** begin Information supplied **

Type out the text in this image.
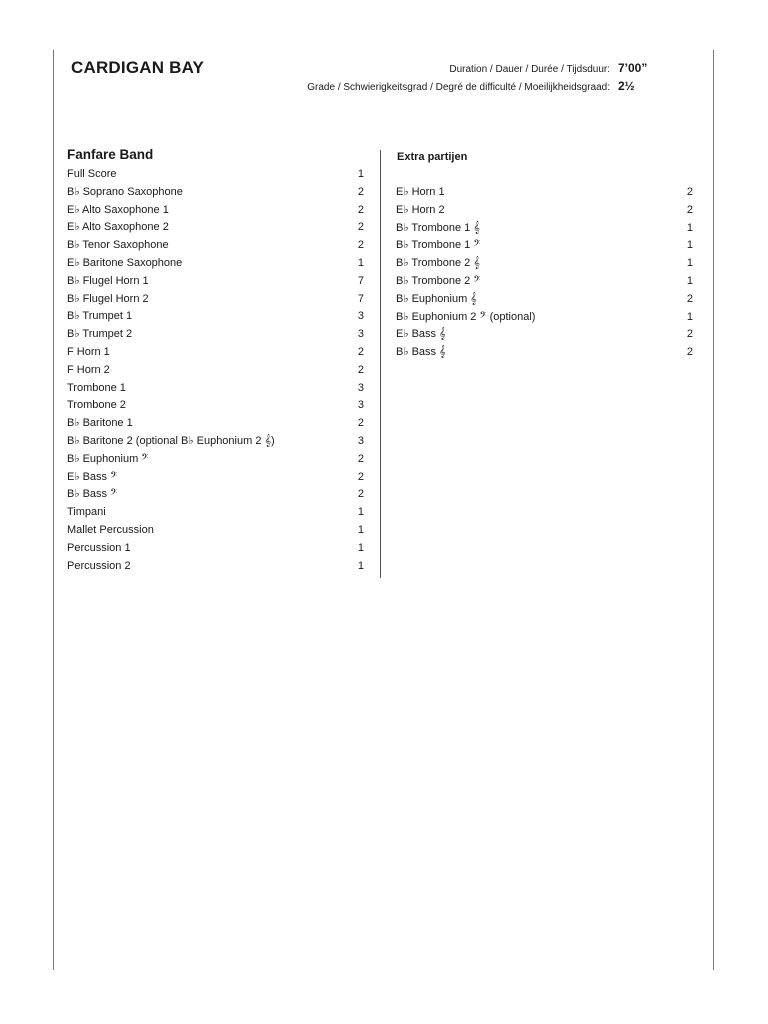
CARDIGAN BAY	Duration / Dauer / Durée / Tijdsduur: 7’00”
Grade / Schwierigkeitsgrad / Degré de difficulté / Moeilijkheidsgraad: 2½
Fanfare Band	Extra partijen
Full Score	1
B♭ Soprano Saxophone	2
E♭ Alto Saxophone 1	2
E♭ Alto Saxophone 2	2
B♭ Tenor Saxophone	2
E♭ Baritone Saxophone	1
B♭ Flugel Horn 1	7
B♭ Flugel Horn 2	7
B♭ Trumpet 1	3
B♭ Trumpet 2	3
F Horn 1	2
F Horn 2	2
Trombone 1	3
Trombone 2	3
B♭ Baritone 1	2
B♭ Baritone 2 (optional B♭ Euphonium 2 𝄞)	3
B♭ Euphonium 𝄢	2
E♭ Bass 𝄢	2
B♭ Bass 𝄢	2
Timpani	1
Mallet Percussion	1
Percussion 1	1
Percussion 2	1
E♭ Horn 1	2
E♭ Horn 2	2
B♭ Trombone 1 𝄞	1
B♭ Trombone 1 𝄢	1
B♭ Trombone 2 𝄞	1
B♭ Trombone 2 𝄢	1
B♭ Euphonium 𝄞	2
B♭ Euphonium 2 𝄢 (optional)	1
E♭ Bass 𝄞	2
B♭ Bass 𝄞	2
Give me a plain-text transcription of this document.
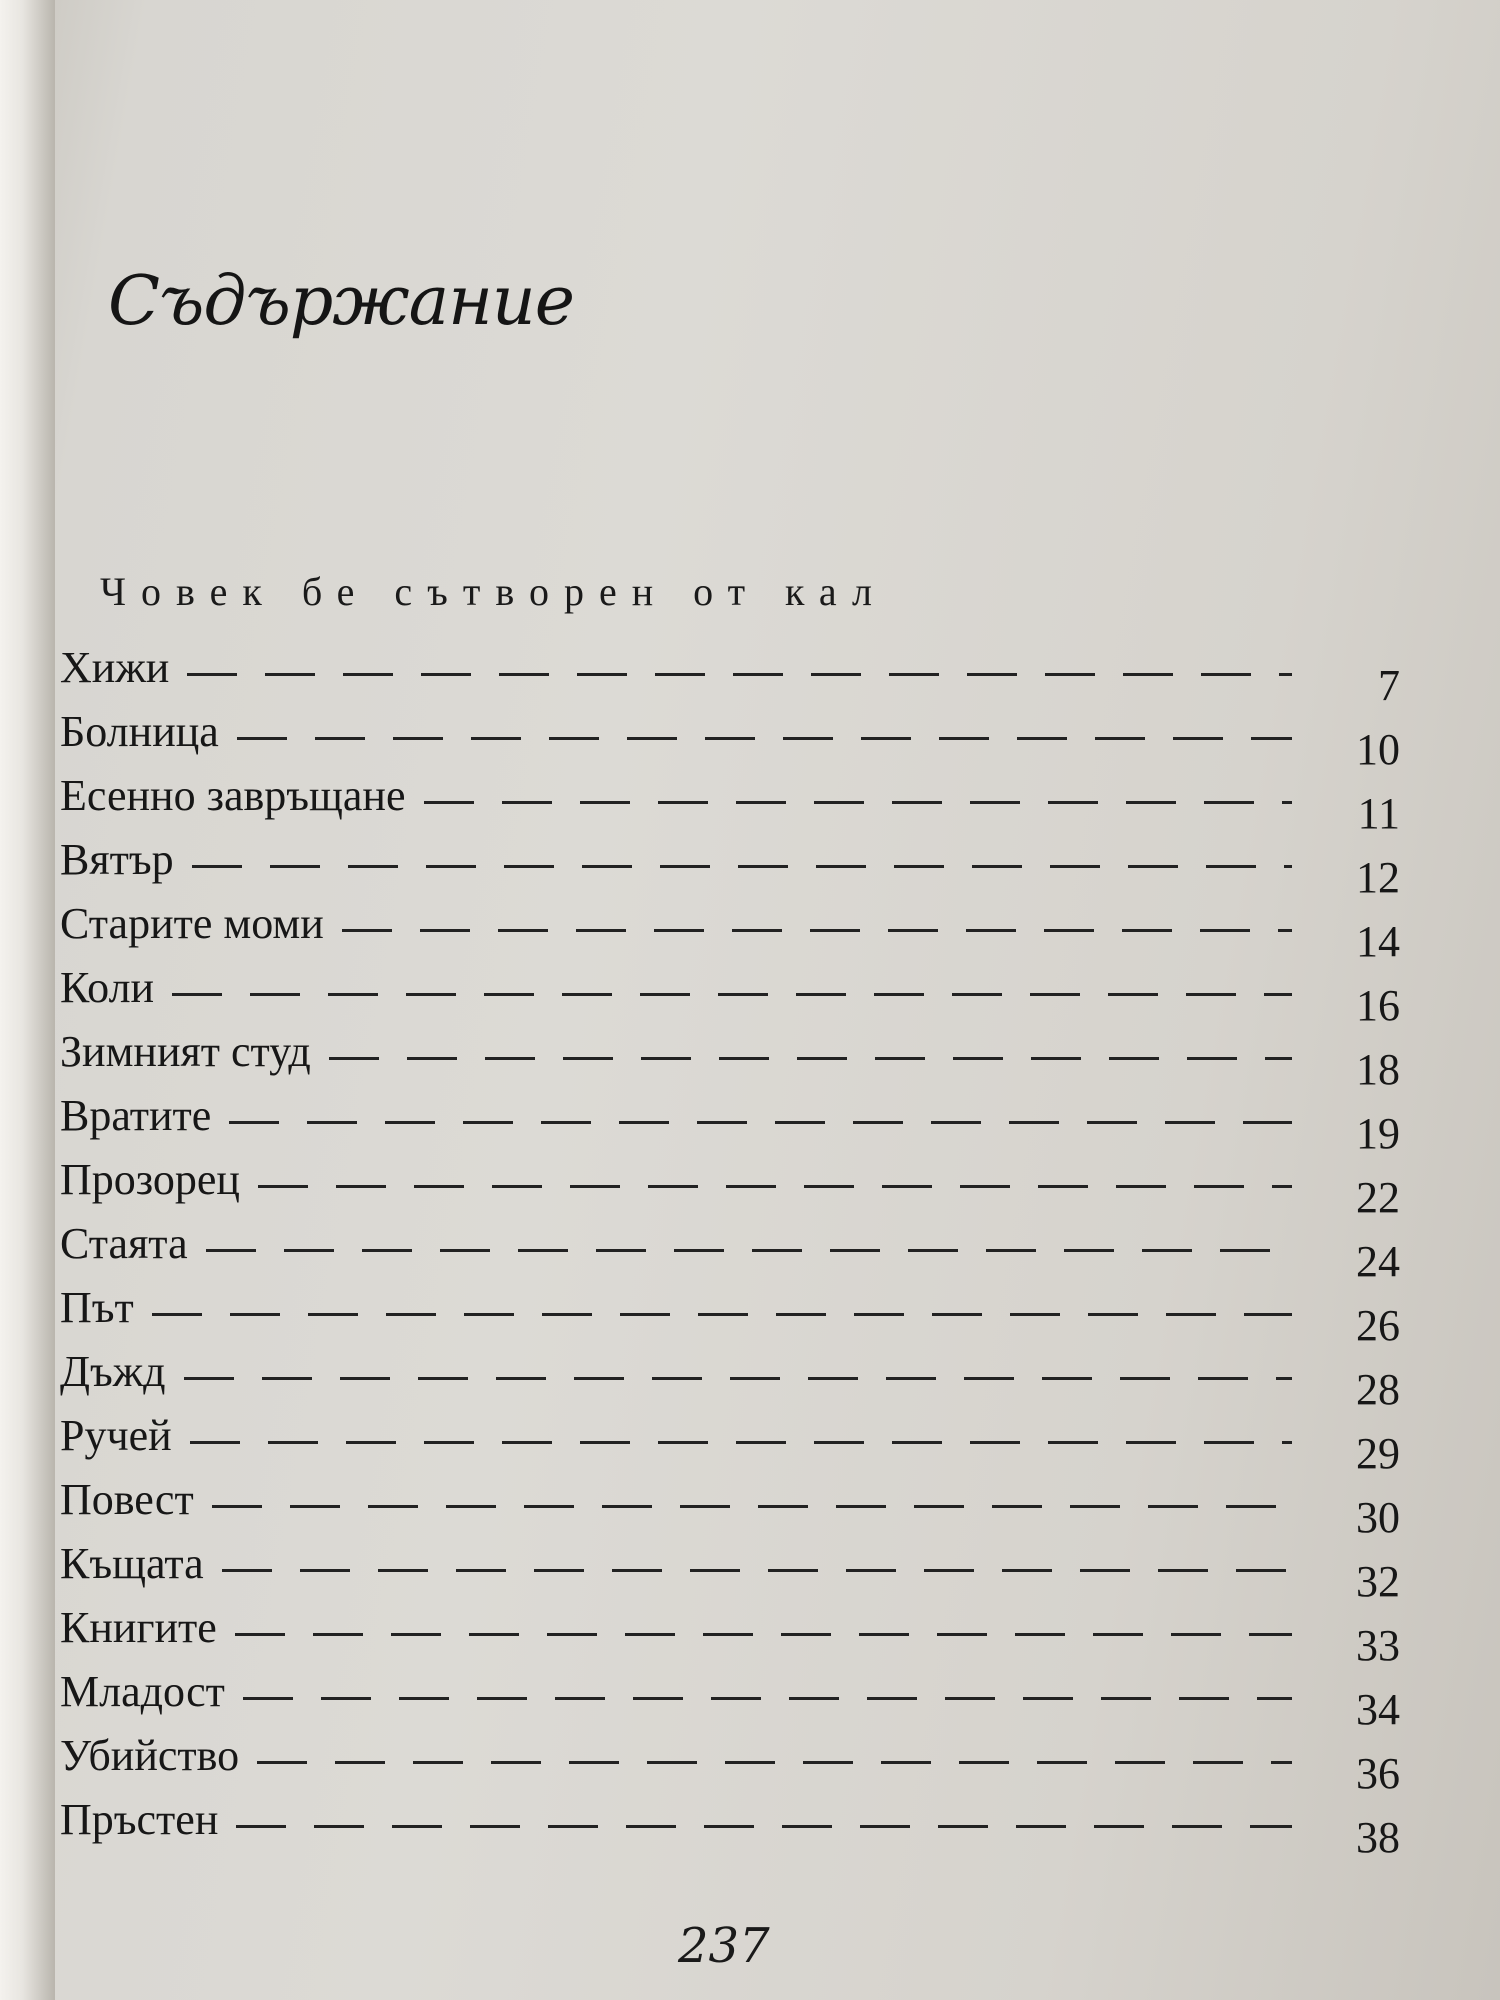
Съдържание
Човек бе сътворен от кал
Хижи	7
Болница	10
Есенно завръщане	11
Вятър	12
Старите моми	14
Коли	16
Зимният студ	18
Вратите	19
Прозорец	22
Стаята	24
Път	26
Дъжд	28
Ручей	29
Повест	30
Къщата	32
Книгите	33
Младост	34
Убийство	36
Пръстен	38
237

** end Information supplied **

* Exercise prompt:
Return the material exactly as given, apart from the pictures.

* Complete response:
Type out the text in this image.
CARDIGAN BAY	Duration / Dauer / Durée / Tijdsduur: 7’00”
Grade / Schwierigkeitsgrad / Degré de difficulté / Moeilijkheidsgraad: 2½
Fanfare Band	Extra partijen
Full Score	1
B♭ Soprano Saxophone	2
E♭ Alto Saxophone 1	2
E♭ Alto Saxophone 2	2
B♭ Tenor Saxophone	2
E♭ Baritone Saxophone	1
B♭ Flugel Horn 1	7
B♭ Flugel Horn 2	7
B♭ Trumpet 1	3
B♭ Trumpet 2	3
F Horn 1	2
F Horn 2	2
Trombone 1	3
Trombone 2	3
B♭ Baritone 1	2
B♭ Baritone 2 (optional B♭ Euphonium 2 𝄞)	3
B♭ Euphonium 𝄢	2
E♭ Bass 𝄢	2
B♭ Bass 𝄢	2
Timpani	1
Mallet Percussion	1
Percussion 1	1
Percussion 2	1
E♭ Horn 1	2
E♭ Horn 2	2
B♭ Trombone 1 𝄞	1
B♭ Trombone 1 𝄢	1
B♭ Trombone 2 𝄞	1
B♭ Trombone 2 𝄢	1
B♭ Euphonium 𝄞	2
B♭ Euphonium 2 𝄢 (optional)	1
E♭ Bass 𝄞	2
B♭ Bass 𝄞	2
Give me a plain-text transcription of this document.
Съдържание
Човек бе сътворен от кал
Хижи	7
Болница	10
Есенно завръщане	11
Вятър	12
Старите моми	14
Коли	16
Зимният студ	18
Вратите	19
Прозорец	22
Стаята	24
Път	26
Дъжд	28
Ручей	29
Повест	30
Къщата	32
Книгите	33
Младост	34
Убийство	36
Пръстен	38
237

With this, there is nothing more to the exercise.